*TASK PROMPT*.
Transcribe every entry word for word, but drop the pictures.

*Interface dataset entries*.
Start of Block
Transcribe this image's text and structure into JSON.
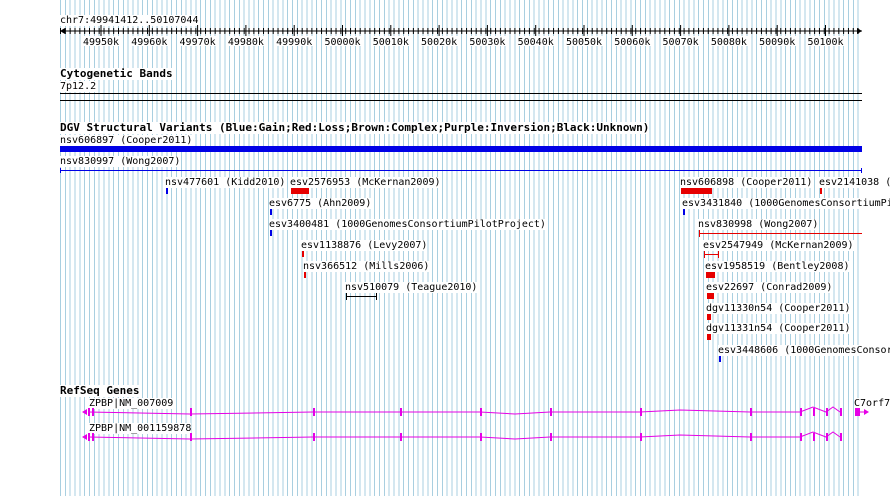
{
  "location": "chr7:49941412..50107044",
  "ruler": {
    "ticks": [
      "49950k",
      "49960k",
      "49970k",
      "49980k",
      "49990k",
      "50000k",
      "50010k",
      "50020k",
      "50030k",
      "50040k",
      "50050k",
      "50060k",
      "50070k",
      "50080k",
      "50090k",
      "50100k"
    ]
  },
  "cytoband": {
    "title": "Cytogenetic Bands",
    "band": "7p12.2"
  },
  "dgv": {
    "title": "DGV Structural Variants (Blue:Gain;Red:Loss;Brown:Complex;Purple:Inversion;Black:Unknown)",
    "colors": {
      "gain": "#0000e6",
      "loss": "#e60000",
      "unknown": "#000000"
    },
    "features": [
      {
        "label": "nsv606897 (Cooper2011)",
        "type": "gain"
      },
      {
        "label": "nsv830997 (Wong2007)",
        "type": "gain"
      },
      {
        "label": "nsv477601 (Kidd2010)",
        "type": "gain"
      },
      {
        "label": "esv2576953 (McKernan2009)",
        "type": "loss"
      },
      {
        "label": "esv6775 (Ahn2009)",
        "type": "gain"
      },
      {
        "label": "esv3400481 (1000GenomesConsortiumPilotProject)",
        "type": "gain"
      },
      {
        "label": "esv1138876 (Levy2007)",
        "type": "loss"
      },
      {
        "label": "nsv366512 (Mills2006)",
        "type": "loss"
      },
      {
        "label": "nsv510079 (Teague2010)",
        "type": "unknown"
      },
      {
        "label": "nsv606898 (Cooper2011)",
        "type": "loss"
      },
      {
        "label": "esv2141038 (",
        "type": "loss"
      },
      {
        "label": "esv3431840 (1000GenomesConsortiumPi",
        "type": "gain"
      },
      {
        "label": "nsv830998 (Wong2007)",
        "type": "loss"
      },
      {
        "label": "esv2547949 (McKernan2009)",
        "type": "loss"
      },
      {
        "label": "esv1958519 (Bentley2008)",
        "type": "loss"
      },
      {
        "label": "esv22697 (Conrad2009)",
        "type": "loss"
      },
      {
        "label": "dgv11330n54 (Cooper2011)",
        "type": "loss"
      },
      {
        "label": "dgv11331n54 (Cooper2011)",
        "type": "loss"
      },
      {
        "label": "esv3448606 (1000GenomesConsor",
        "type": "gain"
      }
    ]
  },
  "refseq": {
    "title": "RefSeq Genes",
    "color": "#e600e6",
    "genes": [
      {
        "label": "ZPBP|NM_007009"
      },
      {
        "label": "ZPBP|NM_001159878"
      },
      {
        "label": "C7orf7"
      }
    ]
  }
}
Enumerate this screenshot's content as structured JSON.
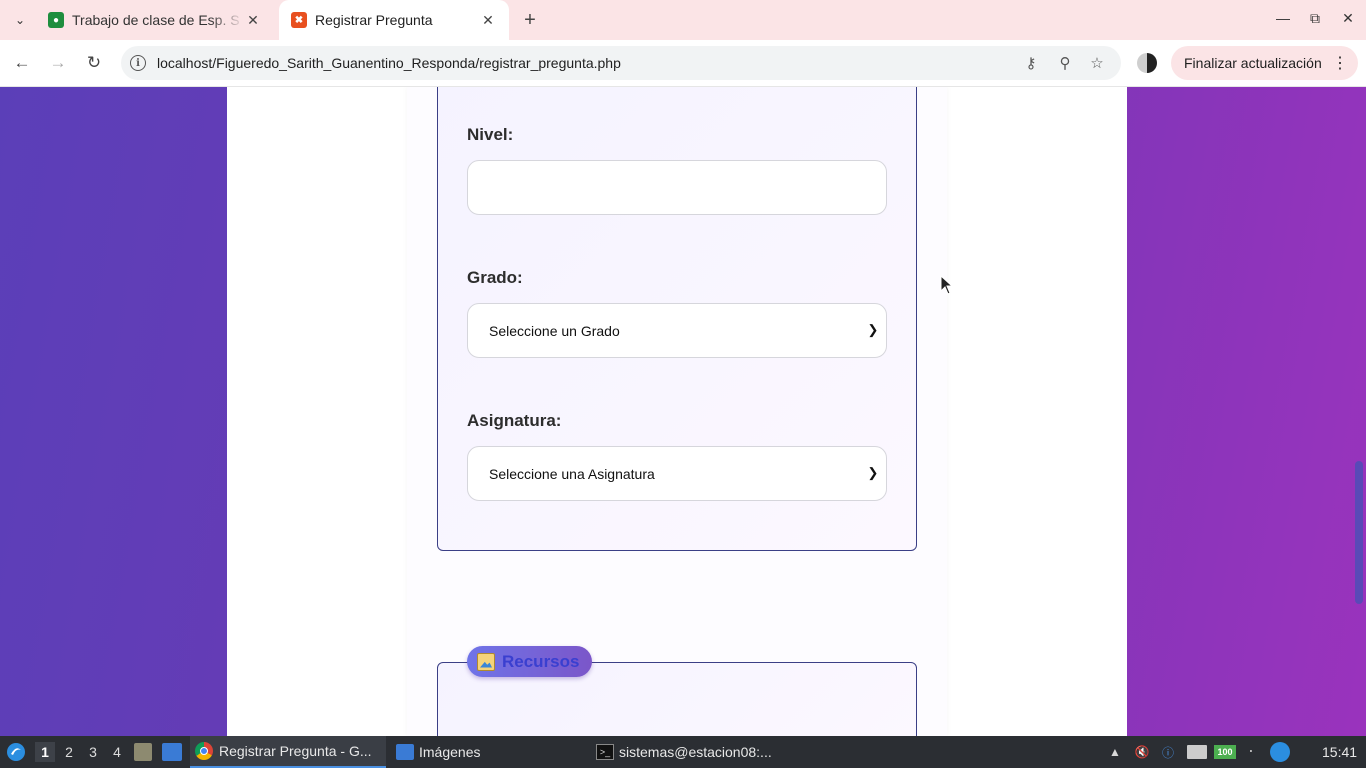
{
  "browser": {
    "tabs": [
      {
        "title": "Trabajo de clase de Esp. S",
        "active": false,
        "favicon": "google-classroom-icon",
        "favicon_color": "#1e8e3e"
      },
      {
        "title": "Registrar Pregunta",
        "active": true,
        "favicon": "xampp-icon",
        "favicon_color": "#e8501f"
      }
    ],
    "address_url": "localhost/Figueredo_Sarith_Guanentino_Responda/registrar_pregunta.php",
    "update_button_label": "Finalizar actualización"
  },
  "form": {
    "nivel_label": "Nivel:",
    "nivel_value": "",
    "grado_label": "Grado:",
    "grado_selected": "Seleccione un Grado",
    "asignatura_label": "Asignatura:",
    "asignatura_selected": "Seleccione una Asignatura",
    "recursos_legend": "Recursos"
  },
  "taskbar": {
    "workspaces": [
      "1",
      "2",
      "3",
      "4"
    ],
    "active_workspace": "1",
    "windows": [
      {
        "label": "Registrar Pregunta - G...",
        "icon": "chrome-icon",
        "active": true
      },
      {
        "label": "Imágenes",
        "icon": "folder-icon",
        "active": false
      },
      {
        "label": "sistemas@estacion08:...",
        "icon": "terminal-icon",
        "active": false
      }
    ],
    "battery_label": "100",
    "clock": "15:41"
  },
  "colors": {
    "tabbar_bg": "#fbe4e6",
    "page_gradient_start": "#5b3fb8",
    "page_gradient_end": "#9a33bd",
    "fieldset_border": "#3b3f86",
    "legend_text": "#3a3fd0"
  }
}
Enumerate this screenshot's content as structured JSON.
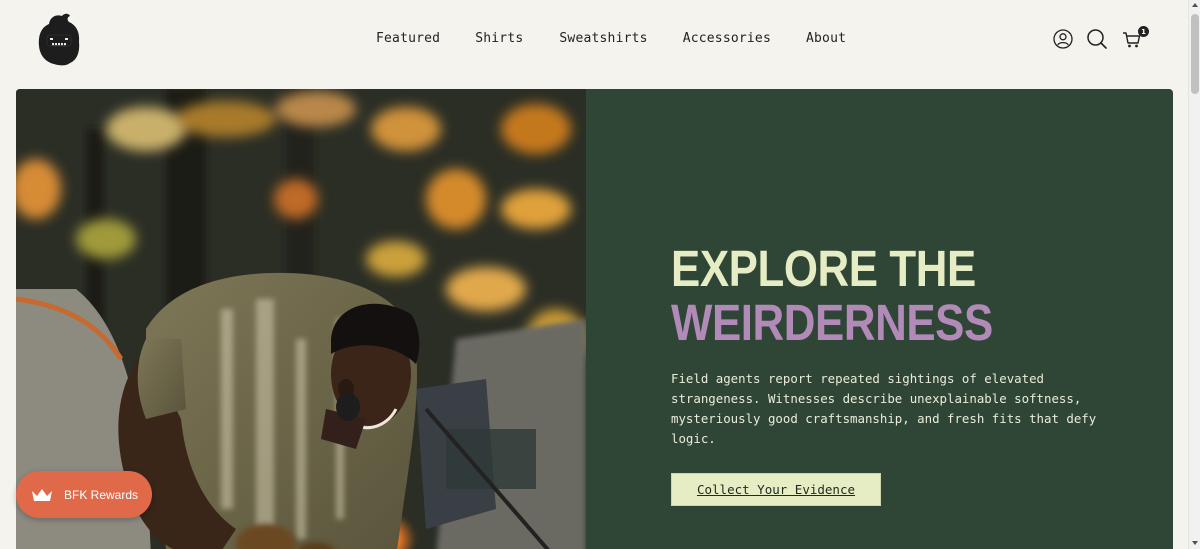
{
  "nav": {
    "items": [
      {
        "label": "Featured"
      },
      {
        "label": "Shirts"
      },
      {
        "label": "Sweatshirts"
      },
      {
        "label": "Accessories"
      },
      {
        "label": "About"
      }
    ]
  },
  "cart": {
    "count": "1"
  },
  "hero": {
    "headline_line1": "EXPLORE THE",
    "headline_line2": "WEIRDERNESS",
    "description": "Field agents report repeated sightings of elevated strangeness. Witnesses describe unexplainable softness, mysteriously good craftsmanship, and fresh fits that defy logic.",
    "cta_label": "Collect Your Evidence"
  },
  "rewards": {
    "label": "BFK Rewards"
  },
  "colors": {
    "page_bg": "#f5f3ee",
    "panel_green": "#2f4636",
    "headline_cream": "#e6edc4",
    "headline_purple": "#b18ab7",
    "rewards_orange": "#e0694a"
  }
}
End of Block
*ANSWER BOX*.
Transcribe this image's text and structure into JSON.
{
  "location": "chr7:49941412..50107044",
  "ruler": {
    "ticks": [
      "49950k",
      "49960k",
      "49970k",
      "49980k",
      "49990k",
      "50000k",
      "50010k",
      "50020k",
      "50030k",
      "50040k",
      "50050k",
      "50060k",
      "50070k",
      "50080k",
      "50090k",
      "50100k"
    ]
  },
  "cytoband": {
    "title": "Cytogenetic Bands",
    "band": "7p12.2"
  },
  "dgv": {
    "title": "DGV Structural Variants (Blue:Gain;Red:Loss;Brown:Complex;Purple:Inversion;Black:Unknown)",
    "colors": {
      "gain": "#0000e6",
      "loss": "#e60000",
      "unknown": "#000000"
    },
    "features": [
      {
        "label": "nsv606897 (Cooper2011)",
        "type": "gain"
      },
      {
        "label": "nsv830997 (Wong2007)",
        "type": "gain"
      },
      {
        "label": "nsv477601 (Kidd2010)",
        "type": "gain"
      },
      {
        "label": "esv2576953 (McKernan2009)",
        "type": "loss"
      },
      {
        "label": "esv6775 (Ahn2009)",
        "type": "gain"
      },
      {
        "label": "esv3400481 (1000GenomesConsortiumPilotProject)",
        "type": "gain"
      },
      {
        "label": "esv1138876 (Levy2007)",
        "type": "loss"
      },
      {
        "label": "nsv366512 (Mills2006)",
        "type": "loss"
      },
      {
        "label": "nsv510079 (Teague2010)",
        "type": "unknown"
      },
      {
        "label": "nsv606898 (Cooper2011)",
        "type": "loss"
      },
      {
        "label": "esv2141038 (",
        "type": "loss"
      },
      {
        "label": "esv3431840 (1000GenomesConsortiumPi",
        "type": "gain"
      },
      {
        "label": "nsv830998 (Wong2007)",
        "type": "loss"
      },
      {
        "label": "esv2547949 (McKernan2009)",
        "type": "loss"
      },
      {
        "label": "esv1958519 (Bentley2008)",
        "type": "loss"
      },
      {
        "label": "esv22697 (Conrad2009)",
        "type": "loss"
      },
      {
        "label": "dgv11330n54 (Cooper2011)",
        "type": "loss"
      },
      {
        "label": "dgv11331n54 (Cooper2011)",
        "type": "loss"
      },
      {
        "label": "esv3448606 (1000GenomesConsor",
        "type": "gain"
      }
    ]
  },
  "refseq": {
    "title": "RefSeq Genes",
    "color": "#e600e6",
    "genes": [
      {
        "label": "ZPBP|NM_007009"
      },
      {
        "label": "ZPBP|NM_001159878"
      },
      {
        "label": "C7orf7"
      }
    ]
  }
}
Enumerate this screenshot's content as structured JSON.
{
  "browser": {
    "tabs": [
      {
        "title": "Trabajo de clase de Esp. S",
        "active": false,
        "favicon": "google-classroom-icon",
        "favicon_color": "#1e8e3e"
      },
      {
        "title": "Registrar Pregunta",
        "active": true,
        "favicon": "xampp-icon",
        "favicon_color": "#e8501f"
      }
    ],
    "address_url": "localhost/Figueredo_Sarith_Guanentino_Responda/registrar_pregunta.php",
    "update_button_label": "Finalizar actualización"
  },
  "form": {
    "nivel_label": "Nivel:",
    "nivel_value": "",
    "grado_label": "Grado:",
    "grado_selected": "Seleccione un Grado",
    "asignatura_label": "Asignatura:",
    "asignatura_selected": "Seleccione una Asignatura",
    "recursos_legend": "Recursos"
  },
  "taskbar": {
    "workspaces": [
      "1",
      "2",
      "3",
      "4"
    ],
    "active_workspace": "1",
    "windows": [
      {
        "label": "Registrar Pregunta - G...",
        "icon": "chrome-icon",
        "active": true
      },
      {
        "label": "Imágenes",
        "icon": "folder-icon",
        "active": false
      },
      {
        "label": "sistemas@estacion08:...",
        "icon": "terminal-icon",
        "active": false
      }
    ],
    "battery_label": "100",
    "clock": "15:41"
  },
  "colors": {
    "tabbar_bg": "#fbe4e6",
    "page_gradient_start": "#5b3fb8",
    "page_gradient_end": "#9a33bd",
    "fieldset_border": "#3b3f86",
    "legend_text": "#3a3fd0"
  }
}
Enumerate this screenshot's content as structured JSON.
{
  "nav": {
    "items": [
      {
        "label": "Featured"
      },
      {
        "label": "Shirts"
      },
      {
        "label": "Sweatshirts"
      },
      {
        "label": "Accessories"
      },
      {
        "label": "About"
      }
    ]
  },
  "cart": {
    "count": "1"
  },
  "hero": {
    "headline_line1": "EXPLORE THE",
    "headline_line2": "WEIRDERNESS",
    "description": "Field agents report repeated sightings of elevated strangeness. Witnesses describe unexplainable softness, mysteriously good craftsmanship, and fresh fits that defy logic.",
    "cta_label": "Collect Your Evidence"
  },
  "rewards": {
    "label": "BFK Rewards"
  },
  "colors": {
    "page_bg": "#f5f3ee",
    "panel_green": "#2f4636",
    "headline_cream": "#e6edc4",
    "headline_purple": "#b18ab7",
    "rewards_orange": "#e0694a"
  }
}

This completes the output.